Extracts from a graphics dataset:
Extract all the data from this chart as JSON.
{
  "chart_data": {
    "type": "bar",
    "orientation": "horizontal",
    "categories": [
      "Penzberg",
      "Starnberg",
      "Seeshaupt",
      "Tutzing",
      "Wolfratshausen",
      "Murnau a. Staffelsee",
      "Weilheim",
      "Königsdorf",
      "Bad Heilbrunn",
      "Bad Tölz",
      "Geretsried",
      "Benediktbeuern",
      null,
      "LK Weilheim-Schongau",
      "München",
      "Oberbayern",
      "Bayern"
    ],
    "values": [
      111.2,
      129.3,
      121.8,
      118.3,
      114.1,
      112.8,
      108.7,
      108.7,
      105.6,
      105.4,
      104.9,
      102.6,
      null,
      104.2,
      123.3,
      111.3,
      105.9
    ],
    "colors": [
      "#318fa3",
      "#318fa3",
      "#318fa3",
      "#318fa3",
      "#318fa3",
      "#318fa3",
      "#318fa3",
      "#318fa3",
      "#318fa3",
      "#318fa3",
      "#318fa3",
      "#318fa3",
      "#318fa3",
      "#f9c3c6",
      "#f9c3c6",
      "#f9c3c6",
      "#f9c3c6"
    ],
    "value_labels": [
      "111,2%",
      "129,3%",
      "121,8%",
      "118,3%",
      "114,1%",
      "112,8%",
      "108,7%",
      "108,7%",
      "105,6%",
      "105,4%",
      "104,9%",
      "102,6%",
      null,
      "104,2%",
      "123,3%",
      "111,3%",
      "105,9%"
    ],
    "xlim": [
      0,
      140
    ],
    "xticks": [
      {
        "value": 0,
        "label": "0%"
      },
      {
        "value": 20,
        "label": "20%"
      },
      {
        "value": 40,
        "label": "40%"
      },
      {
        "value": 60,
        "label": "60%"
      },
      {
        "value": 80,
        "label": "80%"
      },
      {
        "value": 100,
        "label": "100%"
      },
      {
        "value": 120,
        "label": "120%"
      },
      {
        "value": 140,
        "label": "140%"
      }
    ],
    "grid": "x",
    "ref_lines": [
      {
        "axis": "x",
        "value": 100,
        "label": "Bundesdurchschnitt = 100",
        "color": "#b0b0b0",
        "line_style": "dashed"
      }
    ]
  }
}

---

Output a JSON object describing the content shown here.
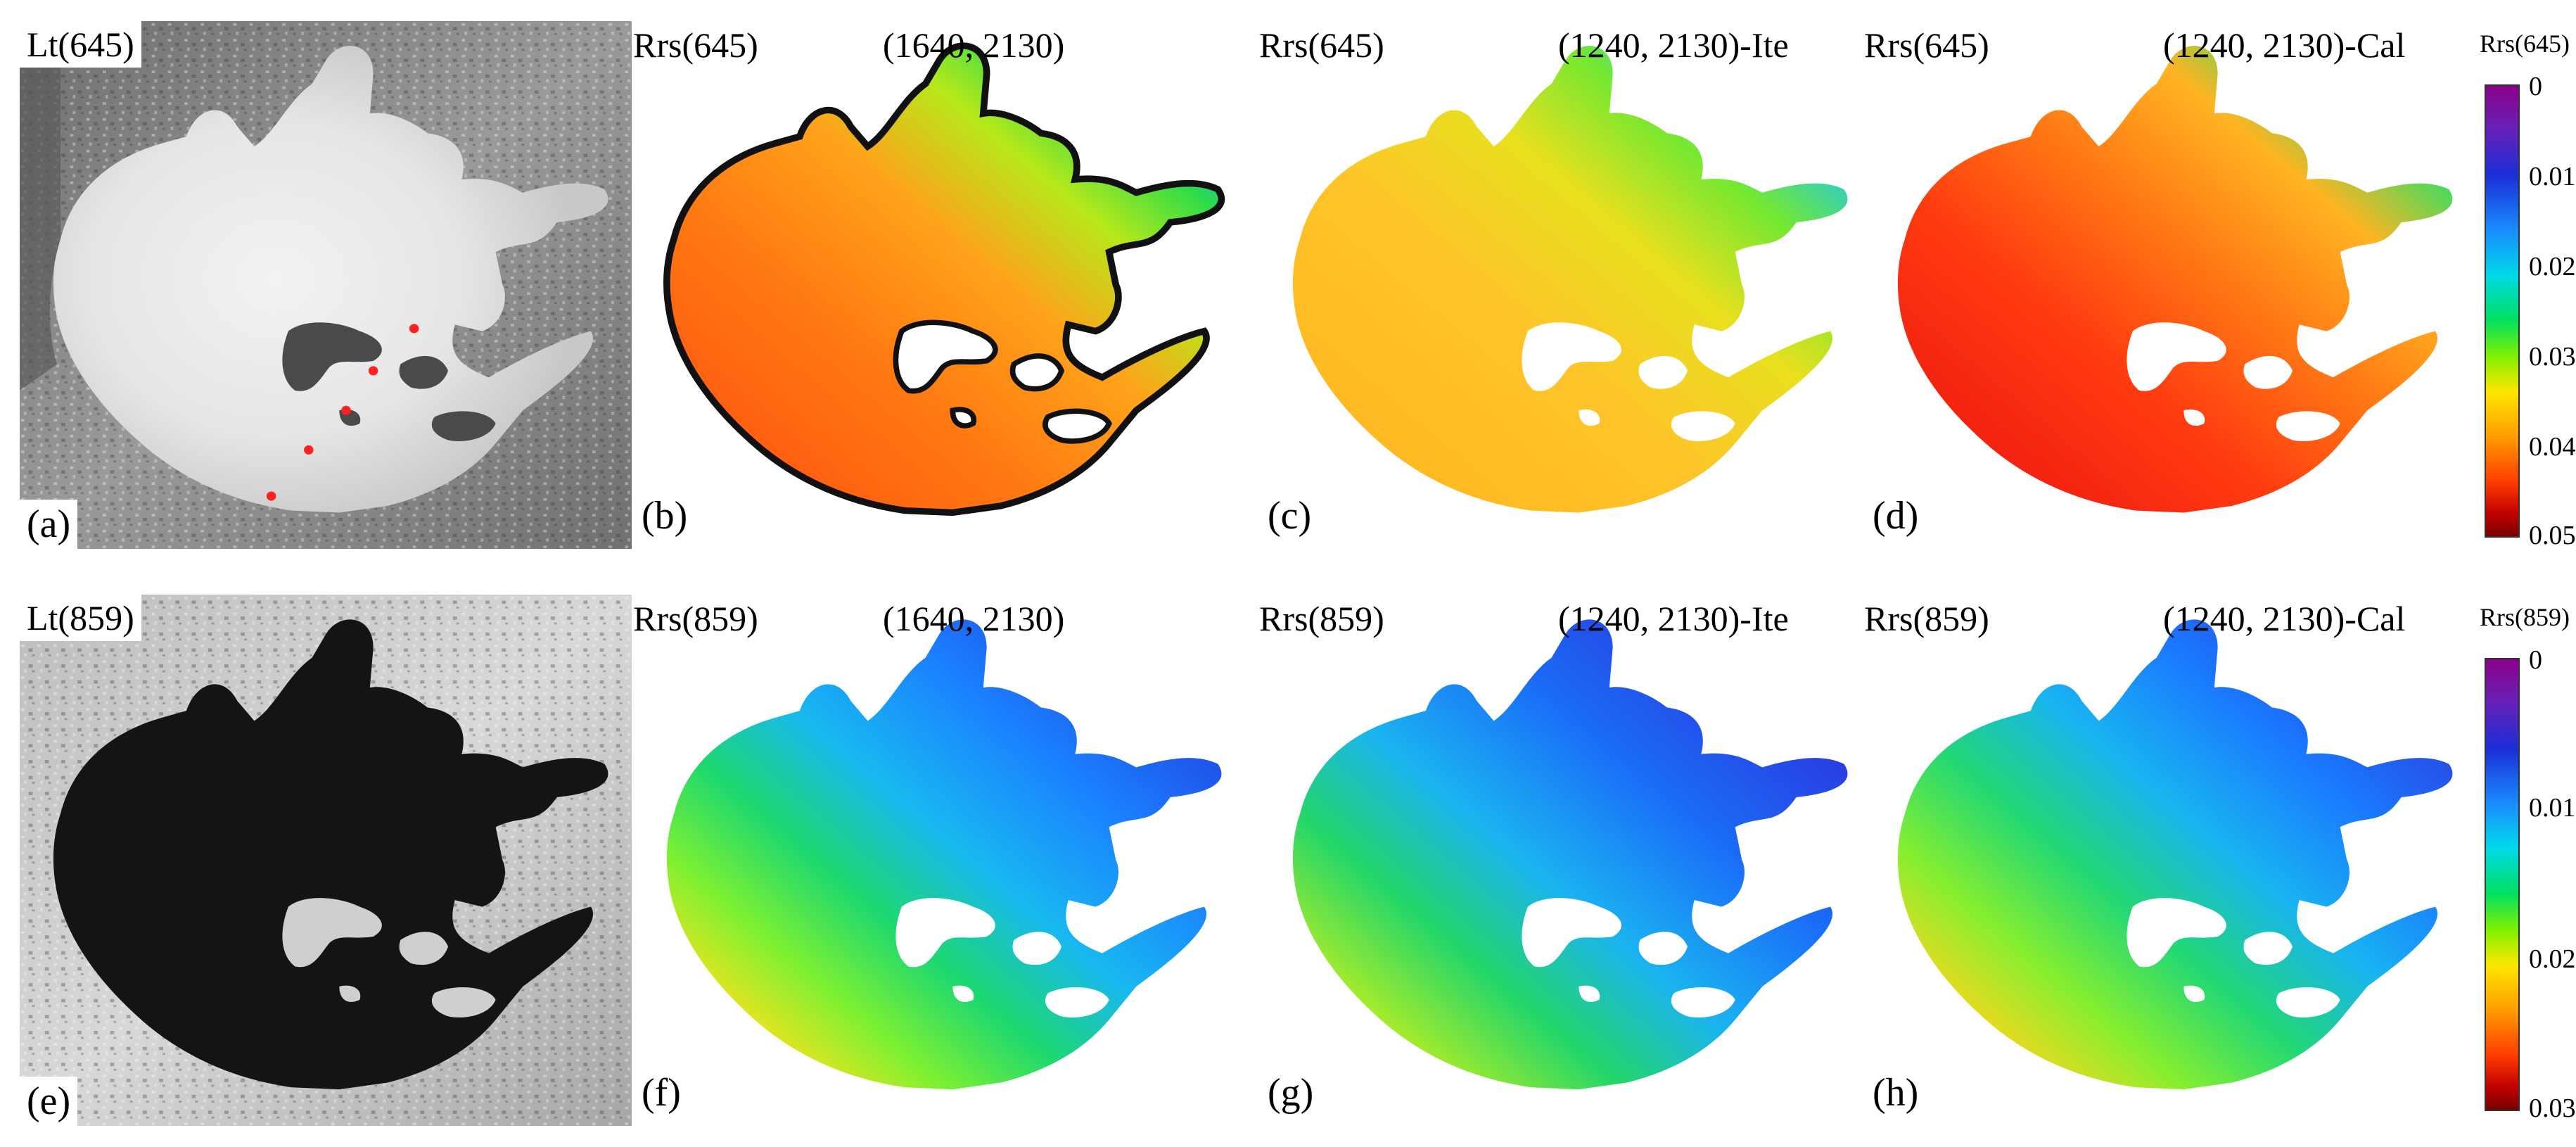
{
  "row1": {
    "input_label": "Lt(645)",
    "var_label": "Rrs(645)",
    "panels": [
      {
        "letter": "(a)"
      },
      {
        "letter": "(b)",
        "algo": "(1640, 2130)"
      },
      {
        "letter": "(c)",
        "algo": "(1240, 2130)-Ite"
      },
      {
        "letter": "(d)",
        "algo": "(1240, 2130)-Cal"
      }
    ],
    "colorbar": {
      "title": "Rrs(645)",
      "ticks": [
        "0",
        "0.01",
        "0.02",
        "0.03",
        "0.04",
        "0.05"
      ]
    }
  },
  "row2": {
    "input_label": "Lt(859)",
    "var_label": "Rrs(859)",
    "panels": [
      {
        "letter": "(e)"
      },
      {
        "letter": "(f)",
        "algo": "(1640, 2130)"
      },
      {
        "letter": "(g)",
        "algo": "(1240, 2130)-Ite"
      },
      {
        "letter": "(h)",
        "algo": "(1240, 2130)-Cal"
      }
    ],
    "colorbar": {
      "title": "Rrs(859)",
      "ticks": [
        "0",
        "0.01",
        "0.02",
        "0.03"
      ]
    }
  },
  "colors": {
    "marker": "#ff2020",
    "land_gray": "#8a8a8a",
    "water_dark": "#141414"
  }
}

Written request: Take every line from the records above that has the word "letter" and copy it.

Output for this task:
        "letter": "(a)"
        "letter": "(b)",
        "letter": "(c)",
        "letter": "(d)",
        "letter": "(e)"
        "letter": "(f)",
        "letter": "(g)",
        "letter": "(h)",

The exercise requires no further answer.